EXERCISE REQUIREMENTS: Select, from the material below, each line with "label" in it.

::::::::

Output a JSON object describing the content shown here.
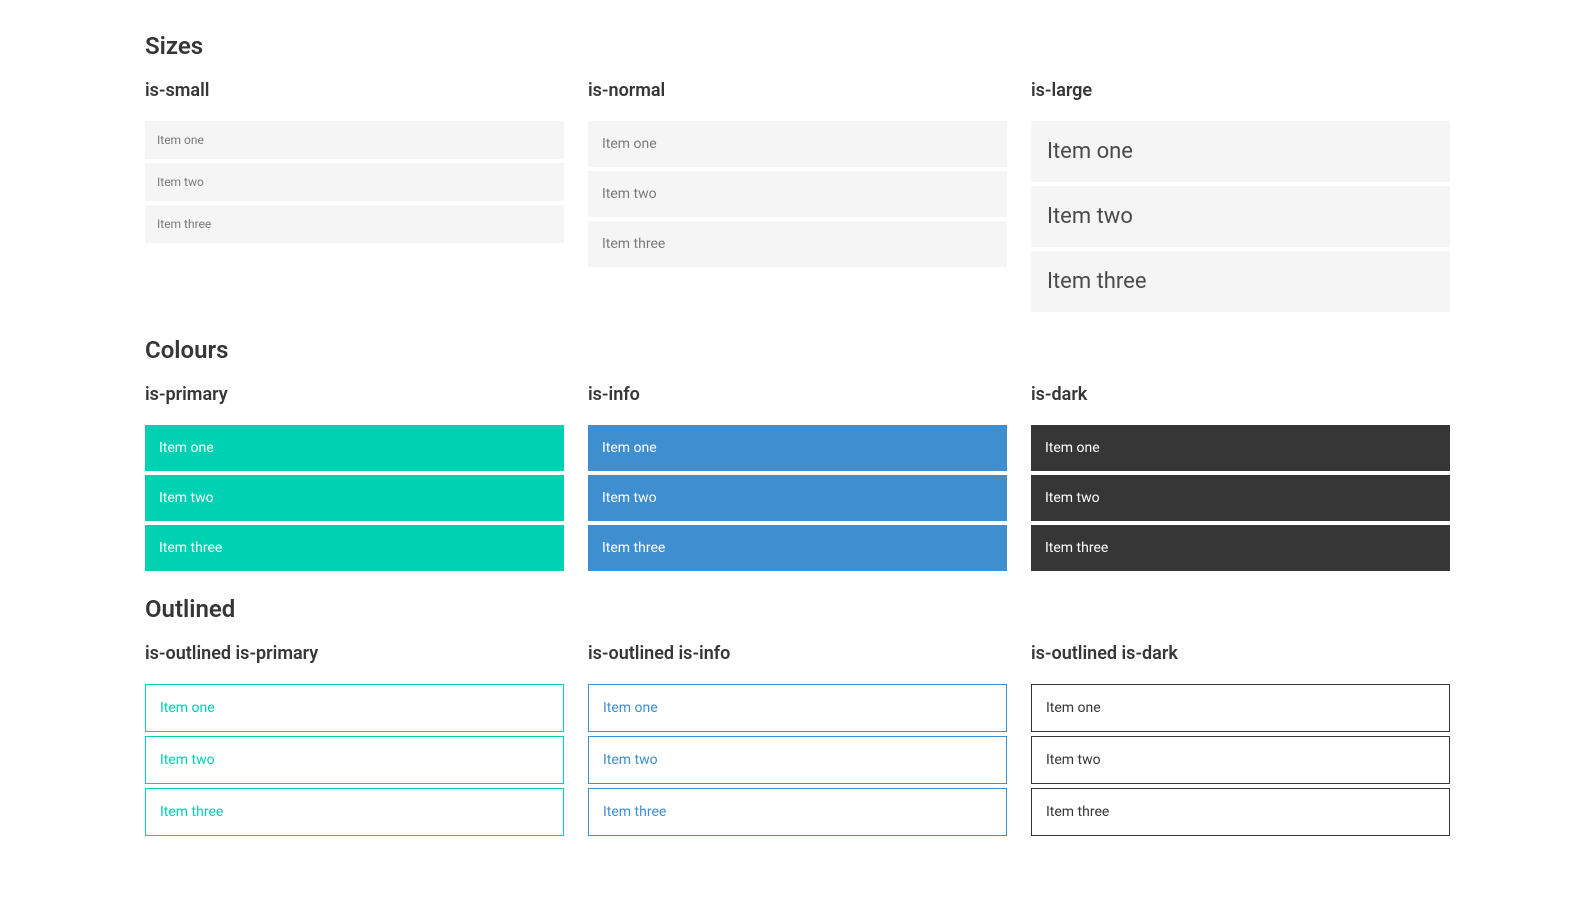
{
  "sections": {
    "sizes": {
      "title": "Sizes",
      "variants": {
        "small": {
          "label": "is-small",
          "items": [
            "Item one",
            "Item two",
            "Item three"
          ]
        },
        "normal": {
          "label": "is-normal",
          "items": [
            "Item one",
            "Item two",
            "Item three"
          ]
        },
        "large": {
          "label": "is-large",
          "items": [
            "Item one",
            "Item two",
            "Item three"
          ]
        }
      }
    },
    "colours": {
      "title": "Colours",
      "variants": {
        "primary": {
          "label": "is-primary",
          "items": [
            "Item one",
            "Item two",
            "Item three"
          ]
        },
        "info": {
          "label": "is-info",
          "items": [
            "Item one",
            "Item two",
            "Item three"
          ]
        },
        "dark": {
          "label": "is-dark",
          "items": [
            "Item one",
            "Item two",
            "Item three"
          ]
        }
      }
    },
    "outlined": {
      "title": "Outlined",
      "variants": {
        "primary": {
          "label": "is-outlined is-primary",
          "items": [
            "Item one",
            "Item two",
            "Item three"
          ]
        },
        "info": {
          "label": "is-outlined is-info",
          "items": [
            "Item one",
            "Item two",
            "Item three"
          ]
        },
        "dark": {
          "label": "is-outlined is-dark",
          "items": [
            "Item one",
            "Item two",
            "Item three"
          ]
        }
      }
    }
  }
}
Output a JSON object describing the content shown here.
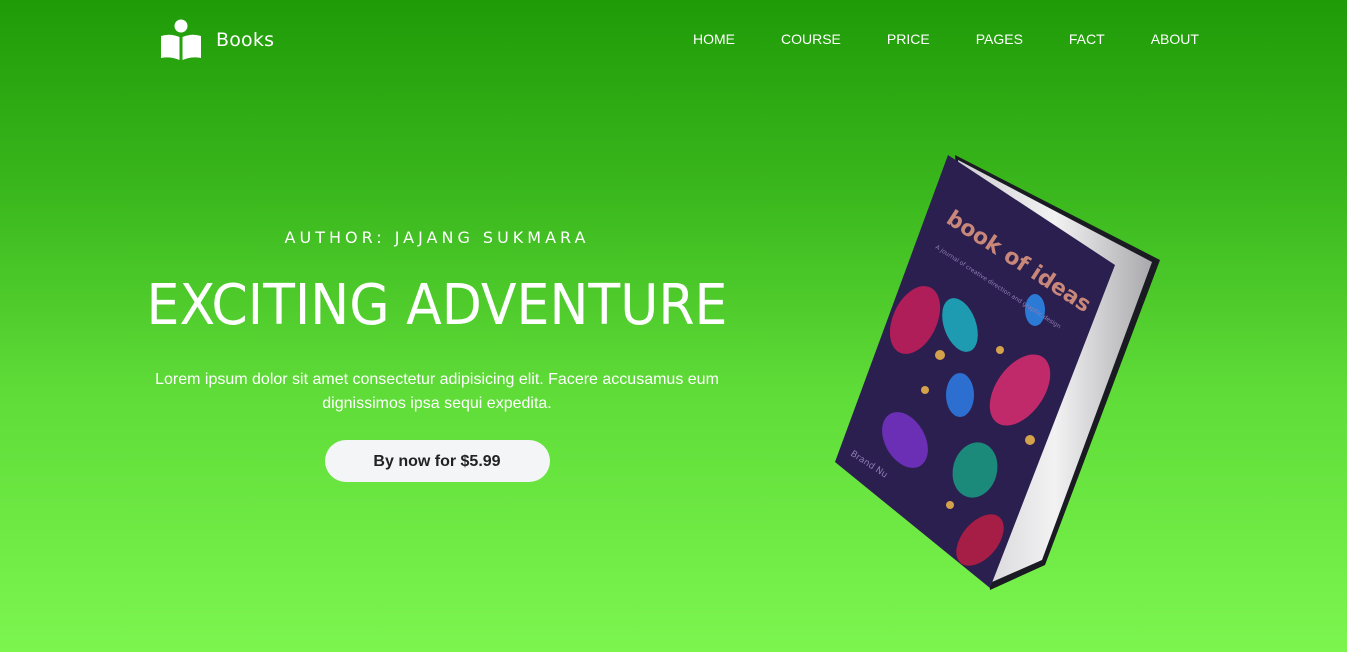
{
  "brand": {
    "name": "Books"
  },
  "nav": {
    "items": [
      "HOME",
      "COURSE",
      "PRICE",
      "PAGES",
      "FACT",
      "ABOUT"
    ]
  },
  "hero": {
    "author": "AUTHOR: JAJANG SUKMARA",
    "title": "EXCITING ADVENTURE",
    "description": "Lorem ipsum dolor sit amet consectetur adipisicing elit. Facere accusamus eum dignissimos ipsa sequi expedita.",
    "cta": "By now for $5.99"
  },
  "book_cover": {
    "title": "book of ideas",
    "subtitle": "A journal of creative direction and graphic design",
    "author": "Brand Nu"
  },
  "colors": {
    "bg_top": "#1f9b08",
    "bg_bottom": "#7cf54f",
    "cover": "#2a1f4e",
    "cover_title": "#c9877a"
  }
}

::::::::

ANSWER TO THIS TASK:
          "label": "is-small",
          "label": "is-normal",
          "label": "is-large",
          "label": "is-primary",
          "label": "is-info",
          "label": "is-dark",
          "label": "is-outlined is-primary",
          "label": "is-outlined is-info",
          "label": "is-outlined is-dark",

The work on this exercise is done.